## Supplied entries
+--

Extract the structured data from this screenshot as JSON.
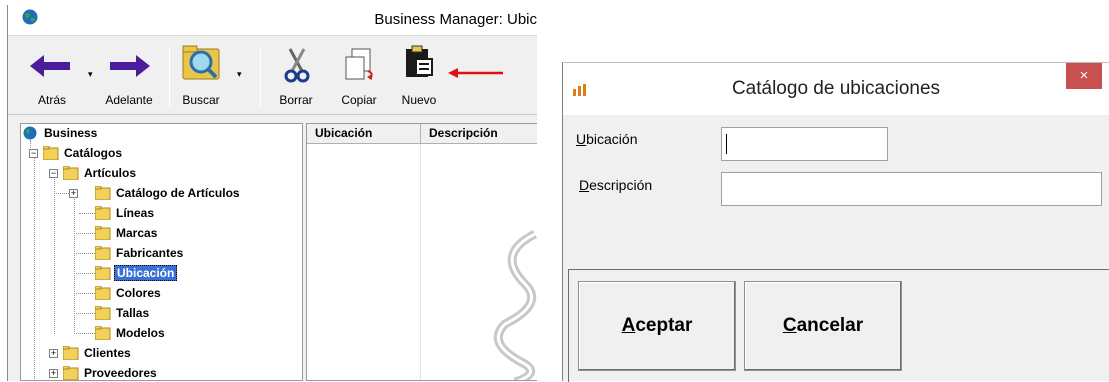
{
  "left_window": {
    "title": "Business Manager: Ubic",
    "toolbar": {
      "back": "Atrás",
      "forward": "Adelante",
      "search": "Buscar",
      "delete": "Borrar",
      "copy": "Copiar",
      "new": "Nuevo"
    },
    "tree": [
      "Business",
      "Catálogos",
      "Artículos",
      "Catálogo de Artículos",
      "Líneas",
      "Marcas",
      "Fabricantes",
      "Ubicación",
      "Colores",
      "Tallas",
      "Modelos",
      "Clientes",
      "Proveedores"
    ],
    "grid": {
      "columns": [
        "Ubicación",
        "Descripción"
      ]
    }
  },
  "dialog": {
    "title": "Catálogo de ubicaciones",
    "close": "×",
    "fields": {
      "ubicacion": {
        "label_mnemonic": "U",
        "label_rest": "bicación",
        "value": ""
      },
      "descripcion": {
        "label_mnemonic": "D",
        "label_rest": "escripción",
        "value": ""
      }
    },
    "buttons": {
      "accept": {
        "mnemonic": "A",
        "rest": "ceptar"
      },
      "cancel": {
        "mnemonic": "C",
        "rest": "ancelar"
      }
    }
  }
}
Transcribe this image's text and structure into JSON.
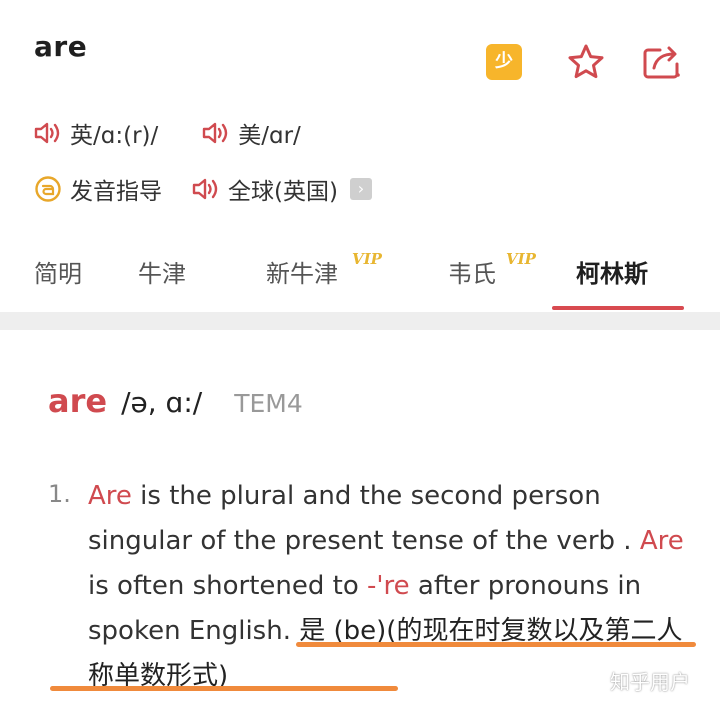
{
  "header": {
    "word": "are",
    "shao_badge": "少"
  },
  "pronunciation": {
    "uk_label": "英/ɑ:(r)/",
    "us_label": "美/ɑr/",
    "guide_label": "发音指导",
    "global_label": "全球(英国)",
    "arrow": "›"
  },
  "tabs": [
    {
      "label": "简明",
      "vip": ""
    },
    {
      "label": "牛津",
      "vip": ""
    },
    {
      "label": "新牛津",
      "vip": "VIP"
    },
    {
      "label": "韦氏",
      "vip": "VIP"
    },
    {
      "label": "柯林斯",
      "vip": "",
      "active": true
    }
  ],
  "entry": {
    "headword": "are",
    "ipa": "/ə, ɑ:/",
    "tag": "TEM4"
  },
  "definition": {
    "number": "1.",
    "seg1": "Are",
    "seg2": " is the plural and the second person singular of the present tense of the verb . ",
    "seg3": "Are",
    "seg4": " is often shortened to ",
    "seg5": "-'re",
    "seg6": " after pronouns in spoken English. ",
    "seg7": "是 (be)(的现在时复数以及第二人称单数形式)"
  },
  "watermark": "知乎用户",
  "colors": {
    "accent_red": "#d04a4f",
    "vip_gold": "#e8b631",
    "badge_orange": "#f7b52b",
    "underline_orange": "#f08a3c"
  }
}
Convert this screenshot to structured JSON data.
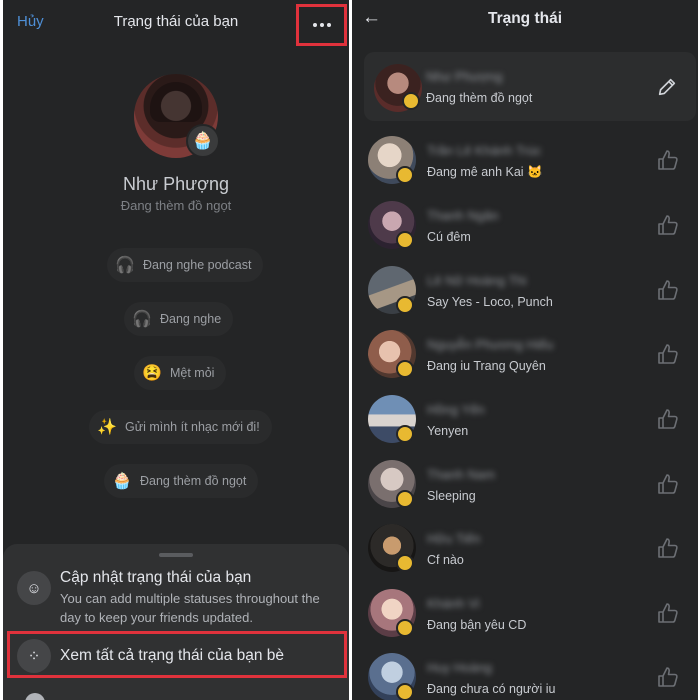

+--

## Do this
Copy out all the data exactly; skip the pictures.

## Task answer
Extract the structured data from this screenshot as JSON.
{
  "left_window": {
    "title": "Business Manager: Ubic",
    "toolbar": {
      "back": "Atrás",
      "forward": "Adelante",
      "search": "Buscar",
      "delete": "Borrar",
      "copy": "Copiar",
      "new": "Nuevo"
    },
    "tree": [
      "Business",
      "Catálogos",
      "Artículos",
      "Catálogo de Artículos",
      "Líneas",
      "Marcas",
      "Fabricantes",
      "Ubicación",
      "Colores",
      "Tallas",
      "Modelos",
      "Clientes",
      "Proveedores"
    ],
    "grid": {
      "columns": [
        "Ubicación",
        "Descripción"
      ]
    }
  },
  "dialog": {
    "title": "Catálogo de ubicaciones",
    "close": "×",
    "fields": {
      "ubicacion": {
        "label_mnemonic": "U",
        "label_rest": "bicación",
        "value": ""
      },
      "descripcion": {
        "label_mnemonic": "D",
        "label_rest": "escripción",
        "value": ""
      }
    },
    "buttons": {
      "accept": {
        "mnemonic": "A",
        "rest": "ceptar"
      },
      "cancel": {
        "mnemonic": "C",
        "rest": "ancelar"
      }
    }
  }
}
Transcribe this image's text and structure into JSON.
{
  "header": {
    "word": "are",
    "shao_badge": "少"
  },
  "pronunciation": {
    "uk_label": "英/ɑ:(r)/",
    "us_label": "美/ɑr/",
    "guide_label": "发音指导",
    "global_label": "全球(英国)",
    "arrow": "›"
  },
  "tabs": [
    {
      "label": "简明",
      "vip": ""
    },
    {
      "label": "牛津",
      "vip": ""
    },
    {
      "label": "新牛津",
      "vip": "VIP"
    },
    {
      "label": "韦氏",
      "vip": "VIP"
    },
    {
      "label": "柯林斯",
      "vip": "",
      "active": true
    }
  ],
  "entry": {
    "headword": "are",
    "ipa": "/ə, ɑ:/",
    "tag": "TEM4"
  },
  "definition": {
    "number": "1.",
    "seg1": "Are",
    "seg2": " is the plural and the second person singular of the present tense of the verb . ",
    "seg3": "Are",
    "seg4": " is often shortened to ",
    "seg5": "-'re",
    "seg6": " after pronouns in spoken English. ",
    "seg7": "是 (be)(的现在时复数以及第二人称单数形式)"
  },
  "watermark": "知乎用户",
  "colors": {
    "accent_red": "#d04a4f",
    "vip_gold": "#e8b631",
    "badge_orange": "#f7b52b",
    "underline_orange": "#f08a3c"
  }
}
Convert this screenshot to structured JSON data.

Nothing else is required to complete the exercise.